• [Task prompt]
Which lines hold the word "ylabel"? Copy each of them from the material.
______________________________
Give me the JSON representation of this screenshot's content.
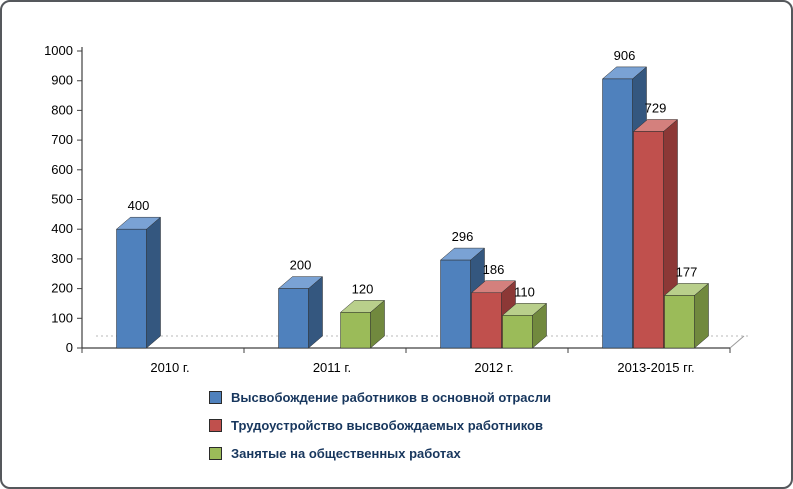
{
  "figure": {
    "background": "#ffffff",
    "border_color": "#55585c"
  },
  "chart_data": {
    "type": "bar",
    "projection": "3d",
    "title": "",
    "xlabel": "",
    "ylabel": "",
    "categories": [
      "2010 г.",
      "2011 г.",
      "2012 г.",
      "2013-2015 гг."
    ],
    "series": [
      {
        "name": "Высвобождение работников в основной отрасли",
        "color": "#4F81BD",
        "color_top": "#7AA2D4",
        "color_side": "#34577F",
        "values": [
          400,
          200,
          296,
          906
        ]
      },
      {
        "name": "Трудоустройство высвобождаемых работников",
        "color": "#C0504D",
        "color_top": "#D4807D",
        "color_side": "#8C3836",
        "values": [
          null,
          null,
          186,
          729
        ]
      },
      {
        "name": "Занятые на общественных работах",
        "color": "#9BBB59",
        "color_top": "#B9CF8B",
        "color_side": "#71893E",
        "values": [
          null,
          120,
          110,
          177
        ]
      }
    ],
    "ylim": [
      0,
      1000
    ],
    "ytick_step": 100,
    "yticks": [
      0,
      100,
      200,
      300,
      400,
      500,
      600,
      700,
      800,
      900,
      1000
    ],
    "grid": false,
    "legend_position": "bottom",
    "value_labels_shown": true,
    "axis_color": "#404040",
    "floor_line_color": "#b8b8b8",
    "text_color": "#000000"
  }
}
______________________________
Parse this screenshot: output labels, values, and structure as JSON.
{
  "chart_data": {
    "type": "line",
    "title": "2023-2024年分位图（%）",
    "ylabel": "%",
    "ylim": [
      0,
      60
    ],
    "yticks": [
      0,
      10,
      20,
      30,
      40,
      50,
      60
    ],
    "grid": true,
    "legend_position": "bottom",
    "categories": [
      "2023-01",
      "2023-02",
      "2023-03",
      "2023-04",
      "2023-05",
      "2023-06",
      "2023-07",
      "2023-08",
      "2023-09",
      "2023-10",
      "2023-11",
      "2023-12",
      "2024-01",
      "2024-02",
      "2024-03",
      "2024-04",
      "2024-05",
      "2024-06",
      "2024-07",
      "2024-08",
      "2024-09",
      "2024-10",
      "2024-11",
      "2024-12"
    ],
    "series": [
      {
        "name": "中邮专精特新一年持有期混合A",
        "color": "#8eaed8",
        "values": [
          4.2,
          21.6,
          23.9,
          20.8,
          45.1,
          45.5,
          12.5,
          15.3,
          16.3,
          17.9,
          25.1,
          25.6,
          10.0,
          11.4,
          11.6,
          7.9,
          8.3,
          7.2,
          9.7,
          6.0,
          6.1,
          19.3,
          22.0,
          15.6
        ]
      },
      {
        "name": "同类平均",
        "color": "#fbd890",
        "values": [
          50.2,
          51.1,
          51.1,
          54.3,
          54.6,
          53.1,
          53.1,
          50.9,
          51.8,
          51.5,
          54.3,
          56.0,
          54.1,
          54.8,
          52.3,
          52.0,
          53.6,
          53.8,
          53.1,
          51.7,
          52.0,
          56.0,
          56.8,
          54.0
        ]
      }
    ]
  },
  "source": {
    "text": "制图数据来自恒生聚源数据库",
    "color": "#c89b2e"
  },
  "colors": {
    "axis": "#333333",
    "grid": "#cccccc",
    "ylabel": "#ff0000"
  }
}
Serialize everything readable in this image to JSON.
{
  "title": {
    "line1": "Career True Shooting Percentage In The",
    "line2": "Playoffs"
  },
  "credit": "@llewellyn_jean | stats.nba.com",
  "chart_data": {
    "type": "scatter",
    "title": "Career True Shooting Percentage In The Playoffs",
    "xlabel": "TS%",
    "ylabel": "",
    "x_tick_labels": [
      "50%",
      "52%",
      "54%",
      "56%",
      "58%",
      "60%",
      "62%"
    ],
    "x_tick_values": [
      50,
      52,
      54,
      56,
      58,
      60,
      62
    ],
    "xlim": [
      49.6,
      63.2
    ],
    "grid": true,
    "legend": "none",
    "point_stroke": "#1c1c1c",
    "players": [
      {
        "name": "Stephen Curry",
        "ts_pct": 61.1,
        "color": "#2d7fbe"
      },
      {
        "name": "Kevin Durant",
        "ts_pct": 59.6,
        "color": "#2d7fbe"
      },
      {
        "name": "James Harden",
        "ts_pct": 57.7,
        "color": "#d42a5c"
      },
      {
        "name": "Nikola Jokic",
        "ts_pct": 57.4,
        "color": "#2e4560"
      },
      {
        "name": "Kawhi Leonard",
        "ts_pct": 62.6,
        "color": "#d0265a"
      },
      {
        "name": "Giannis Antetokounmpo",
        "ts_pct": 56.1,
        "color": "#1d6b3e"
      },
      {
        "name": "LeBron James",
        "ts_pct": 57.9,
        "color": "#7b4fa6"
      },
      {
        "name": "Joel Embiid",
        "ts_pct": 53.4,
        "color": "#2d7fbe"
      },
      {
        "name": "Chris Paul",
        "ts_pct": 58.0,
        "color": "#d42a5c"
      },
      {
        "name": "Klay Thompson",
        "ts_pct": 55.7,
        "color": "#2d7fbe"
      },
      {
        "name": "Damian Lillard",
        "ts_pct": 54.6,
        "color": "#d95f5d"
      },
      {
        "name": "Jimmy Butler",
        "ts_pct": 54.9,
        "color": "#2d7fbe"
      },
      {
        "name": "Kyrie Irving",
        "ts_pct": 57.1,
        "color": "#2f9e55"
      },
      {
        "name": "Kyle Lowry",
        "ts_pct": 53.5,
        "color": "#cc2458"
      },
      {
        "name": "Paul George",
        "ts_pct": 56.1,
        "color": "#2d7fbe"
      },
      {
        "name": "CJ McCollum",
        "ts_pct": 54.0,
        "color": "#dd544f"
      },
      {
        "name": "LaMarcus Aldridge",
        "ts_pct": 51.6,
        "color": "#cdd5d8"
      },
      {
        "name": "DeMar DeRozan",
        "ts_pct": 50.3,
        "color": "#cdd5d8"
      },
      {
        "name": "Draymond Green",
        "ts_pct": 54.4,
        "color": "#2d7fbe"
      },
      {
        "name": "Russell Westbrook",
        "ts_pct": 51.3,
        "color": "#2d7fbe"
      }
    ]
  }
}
______________________________
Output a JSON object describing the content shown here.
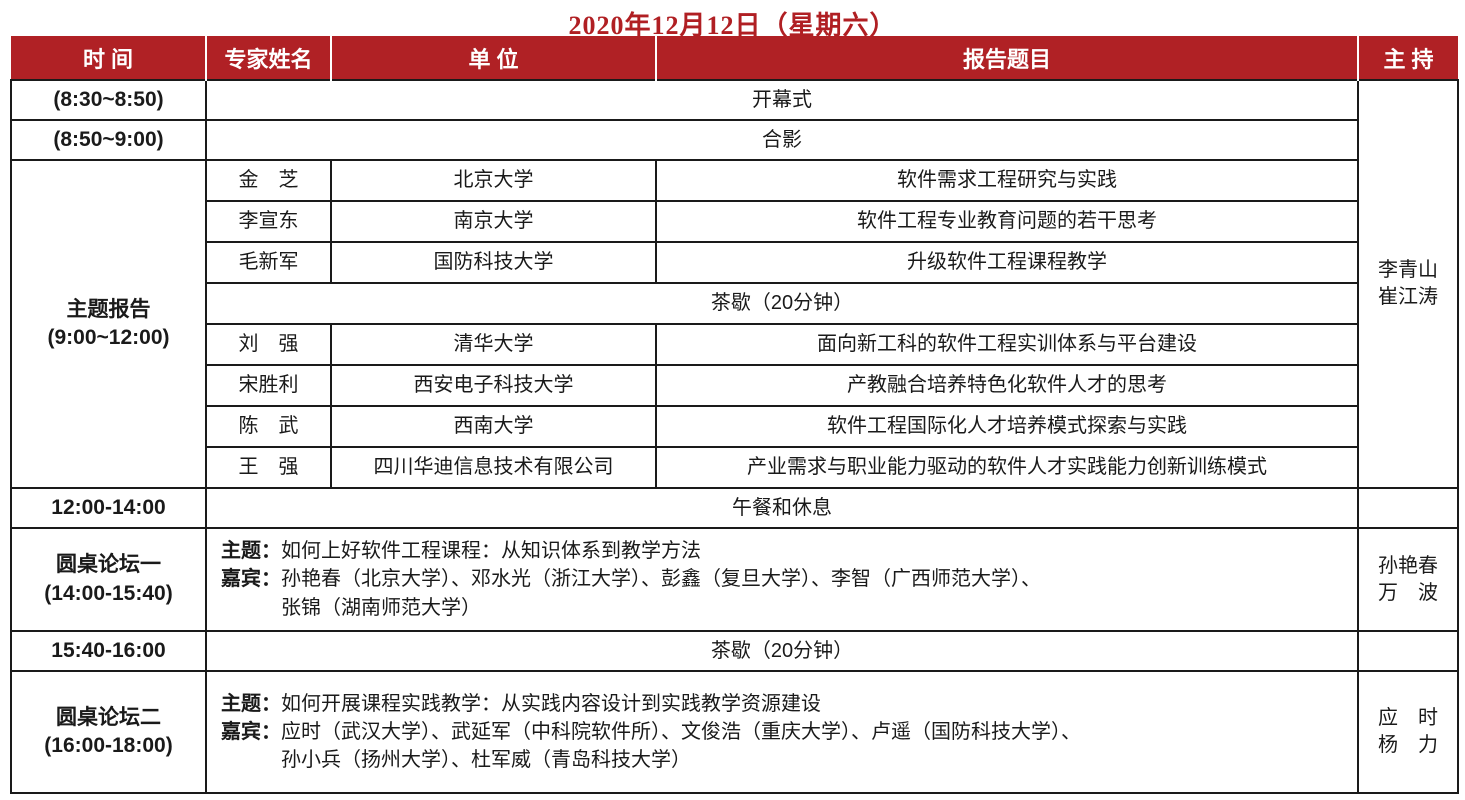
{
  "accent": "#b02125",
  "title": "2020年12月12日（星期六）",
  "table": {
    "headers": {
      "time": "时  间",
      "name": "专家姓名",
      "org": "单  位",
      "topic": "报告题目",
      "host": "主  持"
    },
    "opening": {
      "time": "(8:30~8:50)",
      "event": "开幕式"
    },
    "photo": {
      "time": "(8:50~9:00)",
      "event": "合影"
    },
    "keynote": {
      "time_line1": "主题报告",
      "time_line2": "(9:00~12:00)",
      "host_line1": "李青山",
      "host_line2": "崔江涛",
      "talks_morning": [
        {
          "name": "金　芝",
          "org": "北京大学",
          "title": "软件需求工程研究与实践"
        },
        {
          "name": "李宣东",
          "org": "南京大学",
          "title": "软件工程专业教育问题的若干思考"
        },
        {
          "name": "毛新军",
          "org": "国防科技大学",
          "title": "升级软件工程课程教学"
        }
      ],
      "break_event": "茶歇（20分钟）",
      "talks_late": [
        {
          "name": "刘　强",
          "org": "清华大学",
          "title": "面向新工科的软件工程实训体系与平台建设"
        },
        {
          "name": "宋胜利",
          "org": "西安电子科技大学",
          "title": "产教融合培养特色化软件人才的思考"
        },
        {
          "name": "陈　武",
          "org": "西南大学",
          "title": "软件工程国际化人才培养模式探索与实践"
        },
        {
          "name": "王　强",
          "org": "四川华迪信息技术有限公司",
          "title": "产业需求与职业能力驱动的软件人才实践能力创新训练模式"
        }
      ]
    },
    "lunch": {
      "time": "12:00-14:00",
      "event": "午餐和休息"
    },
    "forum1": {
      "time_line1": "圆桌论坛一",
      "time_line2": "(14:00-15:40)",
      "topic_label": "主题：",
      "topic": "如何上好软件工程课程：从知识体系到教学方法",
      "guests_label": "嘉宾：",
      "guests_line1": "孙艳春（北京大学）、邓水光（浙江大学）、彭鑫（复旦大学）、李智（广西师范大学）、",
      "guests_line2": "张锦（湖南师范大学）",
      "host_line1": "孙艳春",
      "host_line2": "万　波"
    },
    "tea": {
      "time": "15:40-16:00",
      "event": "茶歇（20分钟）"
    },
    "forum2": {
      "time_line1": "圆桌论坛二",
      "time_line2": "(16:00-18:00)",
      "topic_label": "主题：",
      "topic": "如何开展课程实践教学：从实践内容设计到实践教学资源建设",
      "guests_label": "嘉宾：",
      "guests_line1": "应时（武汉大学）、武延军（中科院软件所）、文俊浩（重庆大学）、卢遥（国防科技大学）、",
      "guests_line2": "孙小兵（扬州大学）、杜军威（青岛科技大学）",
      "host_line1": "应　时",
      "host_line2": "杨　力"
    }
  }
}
______________________________
• [Task answer]
    "ylabel": "",
    "ylabel": "%",
    "ylabel": "#ff0000"
    "ylabel": "",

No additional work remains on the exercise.